_Directions for this task:_ Please give back the lines from the first one through the line containing "zoning legend: OBSERVATION", swapping "relationship diagram boxes" for "relationship chart boxes" and leaving everything else as it is.
*** Record list
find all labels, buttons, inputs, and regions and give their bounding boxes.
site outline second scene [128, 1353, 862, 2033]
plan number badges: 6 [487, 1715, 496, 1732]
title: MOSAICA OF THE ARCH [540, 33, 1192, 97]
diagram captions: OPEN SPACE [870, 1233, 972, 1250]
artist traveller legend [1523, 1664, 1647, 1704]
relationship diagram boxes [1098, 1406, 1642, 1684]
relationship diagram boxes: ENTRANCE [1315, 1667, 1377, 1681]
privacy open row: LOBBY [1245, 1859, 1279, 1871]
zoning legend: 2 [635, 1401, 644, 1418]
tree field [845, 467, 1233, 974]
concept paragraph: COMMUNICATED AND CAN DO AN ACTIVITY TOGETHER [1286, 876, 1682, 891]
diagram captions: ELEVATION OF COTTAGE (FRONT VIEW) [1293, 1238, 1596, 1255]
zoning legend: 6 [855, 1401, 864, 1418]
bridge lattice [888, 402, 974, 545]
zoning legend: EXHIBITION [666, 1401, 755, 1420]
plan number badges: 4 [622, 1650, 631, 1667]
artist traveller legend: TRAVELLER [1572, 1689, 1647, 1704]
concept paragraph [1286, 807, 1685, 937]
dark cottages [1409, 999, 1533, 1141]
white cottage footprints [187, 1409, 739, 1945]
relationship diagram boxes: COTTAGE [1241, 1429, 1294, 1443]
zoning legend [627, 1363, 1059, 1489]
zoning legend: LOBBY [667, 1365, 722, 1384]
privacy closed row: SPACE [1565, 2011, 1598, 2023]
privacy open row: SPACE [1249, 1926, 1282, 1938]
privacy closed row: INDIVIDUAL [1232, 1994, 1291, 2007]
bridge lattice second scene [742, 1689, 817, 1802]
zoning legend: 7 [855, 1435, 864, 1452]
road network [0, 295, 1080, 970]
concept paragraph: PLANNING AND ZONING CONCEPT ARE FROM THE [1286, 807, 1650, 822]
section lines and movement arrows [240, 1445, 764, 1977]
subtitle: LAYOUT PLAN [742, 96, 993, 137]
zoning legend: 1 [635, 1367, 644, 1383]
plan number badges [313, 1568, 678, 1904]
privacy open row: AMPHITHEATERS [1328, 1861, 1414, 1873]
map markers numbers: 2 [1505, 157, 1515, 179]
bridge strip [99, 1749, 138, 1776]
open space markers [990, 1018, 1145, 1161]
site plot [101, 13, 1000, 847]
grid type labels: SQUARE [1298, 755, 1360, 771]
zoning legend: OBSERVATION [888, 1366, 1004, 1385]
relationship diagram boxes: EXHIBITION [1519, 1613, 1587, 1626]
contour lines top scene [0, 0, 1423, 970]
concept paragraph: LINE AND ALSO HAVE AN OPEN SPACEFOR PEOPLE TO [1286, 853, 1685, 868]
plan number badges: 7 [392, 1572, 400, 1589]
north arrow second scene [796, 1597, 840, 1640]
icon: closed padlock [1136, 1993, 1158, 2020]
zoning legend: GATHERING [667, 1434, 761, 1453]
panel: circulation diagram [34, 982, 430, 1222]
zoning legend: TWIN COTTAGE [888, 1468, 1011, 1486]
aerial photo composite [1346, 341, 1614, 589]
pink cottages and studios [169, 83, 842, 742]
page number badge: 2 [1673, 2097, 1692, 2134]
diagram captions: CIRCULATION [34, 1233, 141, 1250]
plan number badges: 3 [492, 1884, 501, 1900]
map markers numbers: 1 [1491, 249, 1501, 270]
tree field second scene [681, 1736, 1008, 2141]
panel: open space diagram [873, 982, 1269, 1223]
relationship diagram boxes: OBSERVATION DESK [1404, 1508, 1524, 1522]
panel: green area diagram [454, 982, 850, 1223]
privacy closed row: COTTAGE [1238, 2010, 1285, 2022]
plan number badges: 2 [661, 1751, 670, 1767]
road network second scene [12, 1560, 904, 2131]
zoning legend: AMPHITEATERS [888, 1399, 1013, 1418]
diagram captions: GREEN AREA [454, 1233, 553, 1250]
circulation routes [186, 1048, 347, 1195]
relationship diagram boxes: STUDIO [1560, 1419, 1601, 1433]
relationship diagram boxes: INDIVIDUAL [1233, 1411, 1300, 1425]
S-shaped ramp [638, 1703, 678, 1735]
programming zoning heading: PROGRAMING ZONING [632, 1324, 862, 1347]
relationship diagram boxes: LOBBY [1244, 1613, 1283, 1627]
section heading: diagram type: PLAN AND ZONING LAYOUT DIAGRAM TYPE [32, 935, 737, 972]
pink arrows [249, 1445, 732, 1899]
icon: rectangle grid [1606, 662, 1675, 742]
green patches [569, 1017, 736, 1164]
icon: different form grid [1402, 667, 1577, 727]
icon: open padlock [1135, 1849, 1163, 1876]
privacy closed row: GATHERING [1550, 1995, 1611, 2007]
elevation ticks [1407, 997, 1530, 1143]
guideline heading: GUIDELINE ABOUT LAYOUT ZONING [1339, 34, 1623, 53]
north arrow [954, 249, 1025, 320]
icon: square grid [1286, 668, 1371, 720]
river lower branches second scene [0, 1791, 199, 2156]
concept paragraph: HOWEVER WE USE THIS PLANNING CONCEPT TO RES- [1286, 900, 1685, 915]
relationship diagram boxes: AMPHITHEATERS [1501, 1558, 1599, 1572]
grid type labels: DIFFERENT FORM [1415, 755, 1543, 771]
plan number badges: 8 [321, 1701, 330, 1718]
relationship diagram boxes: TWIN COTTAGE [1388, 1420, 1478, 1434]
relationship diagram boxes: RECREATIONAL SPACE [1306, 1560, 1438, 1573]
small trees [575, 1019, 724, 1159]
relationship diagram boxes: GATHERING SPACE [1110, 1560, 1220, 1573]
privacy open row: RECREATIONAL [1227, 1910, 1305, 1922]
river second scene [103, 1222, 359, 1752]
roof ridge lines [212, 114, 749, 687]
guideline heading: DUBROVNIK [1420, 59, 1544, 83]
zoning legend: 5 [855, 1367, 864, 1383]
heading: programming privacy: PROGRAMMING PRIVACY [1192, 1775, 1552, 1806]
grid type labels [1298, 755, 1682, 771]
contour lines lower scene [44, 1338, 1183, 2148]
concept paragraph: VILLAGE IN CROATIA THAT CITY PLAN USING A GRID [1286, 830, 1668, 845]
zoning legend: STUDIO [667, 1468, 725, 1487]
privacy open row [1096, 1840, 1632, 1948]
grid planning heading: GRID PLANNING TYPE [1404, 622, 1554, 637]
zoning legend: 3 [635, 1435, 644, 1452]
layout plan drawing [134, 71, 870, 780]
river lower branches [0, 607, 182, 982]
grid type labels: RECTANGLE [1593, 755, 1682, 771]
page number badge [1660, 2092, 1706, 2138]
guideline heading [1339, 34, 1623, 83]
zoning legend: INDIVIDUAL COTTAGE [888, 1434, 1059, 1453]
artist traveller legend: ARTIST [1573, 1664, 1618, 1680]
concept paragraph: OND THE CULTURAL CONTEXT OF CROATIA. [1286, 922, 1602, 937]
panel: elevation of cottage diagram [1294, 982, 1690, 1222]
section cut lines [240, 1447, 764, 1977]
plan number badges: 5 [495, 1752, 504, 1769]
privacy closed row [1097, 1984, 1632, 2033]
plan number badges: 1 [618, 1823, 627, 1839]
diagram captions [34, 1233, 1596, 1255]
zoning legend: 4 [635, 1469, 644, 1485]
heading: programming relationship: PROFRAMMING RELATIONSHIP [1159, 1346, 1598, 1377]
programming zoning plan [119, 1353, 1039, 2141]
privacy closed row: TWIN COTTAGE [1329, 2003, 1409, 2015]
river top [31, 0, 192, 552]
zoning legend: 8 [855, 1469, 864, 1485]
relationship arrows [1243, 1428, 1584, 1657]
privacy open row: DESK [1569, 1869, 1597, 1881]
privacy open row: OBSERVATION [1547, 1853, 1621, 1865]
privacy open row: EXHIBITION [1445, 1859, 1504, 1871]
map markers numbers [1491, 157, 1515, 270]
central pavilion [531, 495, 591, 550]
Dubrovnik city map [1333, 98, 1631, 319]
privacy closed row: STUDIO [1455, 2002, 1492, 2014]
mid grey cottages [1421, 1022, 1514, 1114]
******
_Complete response:_
find all labels, buttons, inputs, and regions and give their bounding boxes.
site outline second scene [128, 1353, 862, 2033]
plan number badges: 6 [487, 1715, 496, 1732]
title: MOSAICA OF THE ARCH [540, 33, 1192, 97]
diagram captions: OPEN SPACE [870, 1233, 972, 1250]
artist traveller legend [1523, 1664, 1647, 1704]
relationship chart boxes [1098, 1406, 1642, 1684]
relationship chart boxes: ENTRANCE [1315, 1667, 1377, 1681]
privacy open row: LOBBY [1245, 1859, 1279, 1871]
zoning legend: 2 [635, 1401, 644, 1418]
tree field [845, 467, 1233, 974]
concept paragraph: COMMUNICATED AND CAN DO AN ACTIVITY TOGETHER [1286, 876, 1682, 891]
diagram captions: ELEVATION OF COTTAGE (FRONT VIEW) [1293, 1238, 1596, 1255]
zoning legend: 6 [855, 1401, 864, 1418]
bridge lattice [888, 402, 974, 545]
zoning legend: EXHIBITION [666, 1401, 755, 1420]
plan number badges: 4 [622, 1650, 631, 1667]
artist traveller legend: TRAVELLER [1572, 1689, 1647, 1704]
concept paragraph [1286, 807, 1685, 937]
dark cottages [1409, 999, 1533, 1141]
white cottage footprints [187, 1409, 739, 1945]
relationship chart boxes: COTTAGE [1241, 1429, 1294, 1443]
zoning legend [627, 1363, 1059, 1489]
zoning legend: LOBBY [667, 1365, 722, 1384]
privacy closed row: SPACE [1565, 2011, 1598, 2023]
privacy open row: SPACE [1249, 1926, 1282, 1938]
privacy closed row: INDIVIDUAL [1232, 1994, 1291, 2007]
bridge lattice second scene [742, 1689, 817, 1802]
zoning legend: 7 [855, 1435, 864, 1452]
road network [0, 295, 1080, 970]
concept paragraph: PLANNING AND ZONING CONCEPT ARE FROM THE [1286, 807, 1650, 822]
section lines and movement arrows [240, 1445, 764, 1977]
subtitle: LAYOUT PLAN [742, 96, 993, 137]
zoning legend: 1 [635, 1367, 644, 1383]
plan number badges [313, 1568, 678, 1904]
privacy open row: AMPHITHEATERS [1328, 1861, 1414, 1873]
map markers numbers: 2 [1505, 157, 1515, 179]
bridge strip [99, 1749, 138, 1776]
open space markers [990, 1018, 1145, 1161]
site plot [101, 13, 1000, 847]
grid type labels: SQUARE [1298, 755, 1360, 771]
zoning legend: OBSERVATION [888, 1366, 1004, 1385]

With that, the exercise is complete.